Kısa görev A >> Kayıtların ilk satırından başlayıp "- measure-tool[interactable]: [2128, 134, 2190, 195]" içeren satırla biten bölümü, iki uç satır da dahil, harfi harfine alıntılayın.

Metin alıntısı >>
◇ ◇ ◇ ◇
AB Komisyonu'nun genişlemeden sorumlu üyesi Günter Verheugen'in dün Strasbourg'da AB Komisyonu üyelerini Kıbrıs müzakereleri konusunda bilgilendirdiğini ve daha sonra tekrar İsviçre'ye döndüğünü hatırlatan Prodi, ''AB Komisyonu, müzakerelere arabulucu olarak değil, çözüme katkıda bulunmak için orada bulunuyor. Verheugen ile, AB Komisyonu'nun, BM Genel Sekreteri Kofi Annan'a tam destek mesajını gönderdim'' dedi.
Prodi, ''Tarafların sağlayacağı anlaşmanın AB üyesi ülkelerin parlamentoları tarafından da onaylanıp onaylanmayacağına'' ilişkin soru üzerine ise bu konunun AB hukuk uzmanları tarafından incelenip araştırıldığını söyledi.
◇ ◇ ◇ ◇
Sağlanan veriler >>
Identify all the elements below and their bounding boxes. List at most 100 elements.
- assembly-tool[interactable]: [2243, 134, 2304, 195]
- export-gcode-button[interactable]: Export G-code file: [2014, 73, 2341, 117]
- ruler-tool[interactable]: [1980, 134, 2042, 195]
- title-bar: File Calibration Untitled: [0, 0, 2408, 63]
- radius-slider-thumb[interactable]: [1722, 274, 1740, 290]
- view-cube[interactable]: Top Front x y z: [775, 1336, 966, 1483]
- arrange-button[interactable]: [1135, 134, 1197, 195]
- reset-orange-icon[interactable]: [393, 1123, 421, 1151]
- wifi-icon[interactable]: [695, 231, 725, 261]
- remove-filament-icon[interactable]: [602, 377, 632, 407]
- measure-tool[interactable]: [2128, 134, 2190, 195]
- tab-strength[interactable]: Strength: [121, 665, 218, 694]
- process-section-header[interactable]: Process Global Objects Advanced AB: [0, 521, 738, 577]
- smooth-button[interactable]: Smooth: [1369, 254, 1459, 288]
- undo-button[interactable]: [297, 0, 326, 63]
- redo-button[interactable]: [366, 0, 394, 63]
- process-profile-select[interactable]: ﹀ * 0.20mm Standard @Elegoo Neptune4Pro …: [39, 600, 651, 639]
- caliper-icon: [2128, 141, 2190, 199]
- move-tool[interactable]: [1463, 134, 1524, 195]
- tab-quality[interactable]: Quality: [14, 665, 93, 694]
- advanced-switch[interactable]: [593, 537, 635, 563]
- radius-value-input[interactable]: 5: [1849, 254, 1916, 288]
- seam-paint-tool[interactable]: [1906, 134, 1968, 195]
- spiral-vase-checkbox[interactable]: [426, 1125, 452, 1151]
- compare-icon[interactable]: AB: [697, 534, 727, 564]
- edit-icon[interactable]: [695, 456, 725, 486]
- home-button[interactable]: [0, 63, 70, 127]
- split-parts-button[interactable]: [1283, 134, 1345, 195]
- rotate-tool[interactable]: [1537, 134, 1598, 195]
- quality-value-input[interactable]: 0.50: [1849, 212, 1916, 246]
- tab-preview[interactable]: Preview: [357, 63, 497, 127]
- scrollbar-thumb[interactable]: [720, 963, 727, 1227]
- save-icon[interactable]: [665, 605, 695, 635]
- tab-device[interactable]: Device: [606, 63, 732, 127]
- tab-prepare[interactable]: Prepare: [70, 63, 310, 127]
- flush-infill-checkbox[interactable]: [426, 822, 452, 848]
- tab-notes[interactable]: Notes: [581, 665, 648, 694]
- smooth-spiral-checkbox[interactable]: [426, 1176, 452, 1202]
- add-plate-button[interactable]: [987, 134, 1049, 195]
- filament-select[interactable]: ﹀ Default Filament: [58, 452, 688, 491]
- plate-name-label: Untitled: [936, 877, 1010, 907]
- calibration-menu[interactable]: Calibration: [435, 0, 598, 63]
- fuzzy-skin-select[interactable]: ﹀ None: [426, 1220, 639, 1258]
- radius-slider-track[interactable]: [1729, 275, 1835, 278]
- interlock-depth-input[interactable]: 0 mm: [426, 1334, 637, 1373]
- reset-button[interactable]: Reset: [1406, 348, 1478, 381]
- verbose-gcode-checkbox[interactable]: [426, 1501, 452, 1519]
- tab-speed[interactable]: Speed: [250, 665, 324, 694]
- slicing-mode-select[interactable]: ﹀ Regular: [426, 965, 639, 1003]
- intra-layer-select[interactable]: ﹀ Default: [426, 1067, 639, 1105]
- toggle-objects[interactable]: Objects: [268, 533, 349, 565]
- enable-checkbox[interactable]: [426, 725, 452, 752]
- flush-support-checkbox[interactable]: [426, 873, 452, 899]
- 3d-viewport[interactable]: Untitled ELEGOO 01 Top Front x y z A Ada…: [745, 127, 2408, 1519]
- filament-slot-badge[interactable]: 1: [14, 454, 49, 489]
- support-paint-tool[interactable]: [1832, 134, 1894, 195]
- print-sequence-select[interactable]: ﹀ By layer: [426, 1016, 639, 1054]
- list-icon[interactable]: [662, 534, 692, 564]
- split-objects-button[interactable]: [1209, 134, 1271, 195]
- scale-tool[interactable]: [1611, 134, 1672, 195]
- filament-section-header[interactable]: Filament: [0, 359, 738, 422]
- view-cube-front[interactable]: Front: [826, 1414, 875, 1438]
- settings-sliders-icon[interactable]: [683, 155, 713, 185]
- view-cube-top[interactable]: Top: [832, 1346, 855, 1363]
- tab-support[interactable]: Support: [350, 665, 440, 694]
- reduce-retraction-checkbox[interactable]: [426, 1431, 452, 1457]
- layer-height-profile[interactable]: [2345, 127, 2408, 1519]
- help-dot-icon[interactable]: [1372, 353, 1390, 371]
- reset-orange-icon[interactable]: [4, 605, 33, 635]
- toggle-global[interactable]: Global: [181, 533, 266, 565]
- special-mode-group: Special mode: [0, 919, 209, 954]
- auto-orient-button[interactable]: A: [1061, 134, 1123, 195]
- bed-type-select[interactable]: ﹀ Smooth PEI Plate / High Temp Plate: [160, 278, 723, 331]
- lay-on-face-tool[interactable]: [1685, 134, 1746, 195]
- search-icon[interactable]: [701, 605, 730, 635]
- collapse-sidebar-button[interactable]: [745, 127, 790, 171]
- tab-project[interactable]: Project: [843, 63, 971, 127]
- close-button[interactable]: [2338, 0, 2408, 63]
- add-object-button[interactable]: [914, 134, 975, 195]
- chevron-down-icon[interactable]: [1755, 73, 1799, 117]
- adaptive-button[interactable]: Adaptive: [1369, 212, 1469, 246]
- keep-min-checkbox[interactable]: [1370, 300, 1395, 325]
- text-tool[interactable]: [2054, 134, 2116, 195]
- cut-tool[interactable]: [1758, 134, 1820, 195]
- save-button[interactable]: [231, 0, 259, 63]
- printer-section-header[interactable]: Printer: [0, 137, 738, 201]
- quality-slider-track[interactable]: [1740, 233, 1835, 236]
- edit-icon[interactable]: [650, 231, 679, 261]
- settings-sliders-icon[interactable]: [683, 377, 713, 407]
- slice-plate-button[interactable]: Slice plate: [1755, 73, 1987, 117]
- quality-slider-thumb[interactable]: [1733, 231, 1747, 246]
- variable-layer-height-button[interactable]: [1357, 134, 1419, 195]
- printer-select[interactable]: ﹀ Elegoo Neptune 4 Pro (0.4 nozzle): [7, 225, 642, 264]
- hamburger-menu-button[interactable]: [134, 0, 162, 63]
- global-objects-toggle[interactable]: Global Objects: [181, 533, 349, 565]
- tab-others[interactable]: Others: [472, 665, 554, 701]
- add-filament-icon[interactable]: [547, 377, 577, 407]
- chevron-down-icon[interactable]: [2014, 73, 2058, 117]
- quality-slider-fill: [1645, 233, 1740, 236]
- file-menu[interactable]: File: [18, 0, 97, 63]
◇ ◇ ◇ ◇
Kısa görev B >>
Kıbrıs müzakereleriyle ilgili metne göre yanıtlayın:
(i) Verheugen dün AB Komisyonu üyelerini hangi şehirde bilgilendirdi?
(ii) Prodi, Verheugen ile birlikte tam destek mesajını kime gönderdiğini söyledi?
(iii) Anlaşmanın AB üyesi ülkelerin parlamentolarınca onaylanıp onaylanmayacağı konusu kimler tarafından inceleniyor?

Doğru çıktı A >>
Identify all the elements below and their bounding boxes. List at most 100 elements.
- assembly-tool[interactable]: [2243, 134, 2304, 195]
- export-gcode-button[interactable]: Export G-code file: [2014, 73, 2341, 117]
- ruler-tool[interactable]: [1980, 134, 2042, 195]
- title-bar: File Calibration Untitled: [0, 0, 2408, 63]
- radius-slider-thumb[interactable]: [1722, 274, 1740, 290]
- view-cube[interactable]: Top Front x y z: [775, 1336, 966, 1483]
- arrange-button[interactable]: [1135, 134, 1197, 195]
- reset-orange-icon[interactable]: [393, 1123, 421, 1151]
- wifi-icon[interactable]: [695, 231, 725, 261]
- remove-filament-icon[interactable]: [602, 377, 632, 407]
- measure-tool[interactable]: [2128, 134, 2190, 195]

Doğru çıktı B >>
(i) Strasbourg'da.
(ii) BM Genel Sekreteri Kofi Annan'a.
(iii) AB hukuk uzmanları tarafından.